::: ТЕКСТ ДЛЯ ЧТЕНИЯ

В 1768 году Шереметевых постигло большое горе: еще совсем не старой женщиной скончалась Варвара Алексеевна. Для Николая это стало особой утратой: он всегда как-то ближе был к матери, нежели к отцу.
Петр Борисович остался пятидесятичетырехлетним вдовцом. Он долго не мог оправиться от потери жены. Правда, природа взяла свое, и со временем старший Шереметев обзавелся побочными дочерью и сыном, Маргаритой и Яковом, именовавшимися Реметевыми.
Никаких осложнений между родными детьми и воспитанниками не возникало. Николай Петрович впоследствии заботился о «детях», как он называл побочных брата и сестру. Когда «Маргеридушка» Реметева однажды заболела, молодой Шереметев остался поздней осенью жить «в скуке» в своей подмосковной, ссылаясь на то, что «оставить больную никак нельзя и жалко».
...В осиротевшем после Варвары Алексеевны доме вдовец Шереметев не находил себе места. В такой ситуации очень важно иметь в душе то, что может отвлечь от мрачных дум. Интерес к изящным искусствам стал теперь для Петра Борисовича спасением. Вот куда можно было с его-то энергией и распорядительностью уйти с головой! И он решил воспользоваться указом Петра III, который еще в 1762 году освободил дворян от обязательной службы. Один лишь росчерк пера — и сколько свободного времени появилось у российского аристократа!

::::::
::: ПЕРЕЧЕНЬ ЗАПИСЕЙ

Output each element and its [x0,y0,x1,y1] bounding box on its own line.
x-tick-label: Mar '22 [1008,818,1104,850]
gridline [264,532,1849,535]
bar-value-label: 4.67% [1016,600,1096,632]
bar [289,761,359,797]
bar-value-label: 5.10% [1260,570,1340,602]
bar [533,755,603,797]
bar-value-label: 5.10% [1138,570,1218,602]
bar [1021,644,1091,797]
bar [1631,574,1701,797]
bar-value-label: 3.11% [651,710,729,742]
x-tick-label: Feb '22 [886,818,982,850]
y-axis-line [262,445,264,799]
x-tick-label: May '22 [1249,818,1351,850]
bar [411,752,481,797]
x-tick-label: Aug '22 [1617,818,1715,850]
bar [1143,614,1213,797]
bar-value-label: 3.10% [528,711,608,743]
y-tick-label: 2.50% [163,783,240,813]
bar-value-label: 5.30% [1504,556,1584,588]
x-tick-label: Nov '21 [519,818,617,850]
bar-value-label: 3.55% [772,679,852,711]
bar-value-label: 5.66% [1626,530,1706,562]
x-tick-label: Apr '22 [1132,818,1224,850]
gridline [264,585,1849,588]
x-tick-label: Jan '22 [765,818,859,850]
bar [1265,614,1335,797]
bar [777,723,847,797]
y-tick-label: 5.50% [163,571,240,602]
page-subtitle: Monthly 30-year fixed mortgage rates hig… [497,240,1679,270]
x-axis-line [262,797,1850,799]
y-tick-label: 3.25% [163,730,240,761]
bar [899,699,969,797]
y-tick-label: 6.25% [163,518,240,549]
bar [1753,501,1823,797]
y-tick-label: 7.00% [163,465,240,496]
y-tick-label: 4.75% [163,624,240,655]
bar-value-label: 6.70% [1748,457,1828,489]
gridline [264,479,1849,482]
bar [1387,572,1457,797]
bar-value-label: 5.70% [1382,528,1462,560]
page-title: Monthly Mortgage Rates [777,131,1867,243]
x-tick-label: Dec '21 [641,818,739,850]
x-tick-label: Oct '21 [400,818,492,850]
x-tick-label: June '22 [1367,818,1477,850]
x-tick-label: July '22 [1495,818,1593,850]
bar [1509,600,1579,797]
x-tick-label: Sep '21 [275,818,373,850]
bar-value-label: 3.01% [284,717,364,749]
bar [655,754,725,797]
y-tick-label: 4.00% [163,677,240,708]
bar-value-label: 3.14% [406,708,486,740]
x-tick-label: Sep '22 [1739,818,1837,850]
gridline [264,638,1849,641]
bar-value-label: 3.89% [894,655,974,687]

::::::

## ЗАДАНИЕ:
Продолжите текст о семье Шереметевых, начав сразу после его последнего предложения.

## ОТВЕТ НА ЗАДАНИЕ:
Петр Борисович, покончив со службой, постарался уехать из Петербурга, где все напоминало ему незабвенную Варва- рушку.
Поначалу Шереметев решил осесть в тихой Москве, не желая следовать повальной моде, гнавшей многих его знакомых за границу. Те жаждали поскорее насладиться комфортом европейской жизни. Эти вояжи, однако, имели неожиданные последствия для жизни русских вельмож в самой России. Оставив в Европе горы золота, титулованные путешественники посмотрели и решили: а почему бы и у себя не завести всю эту красоту — Версали, охотничьи замки, упрятанные в парковых павильонах сокровищницы живописи, скульптуры, античных диковинок? И конечно — театр... Денег много, земли тоже, дешевого труда — сколько хочешь.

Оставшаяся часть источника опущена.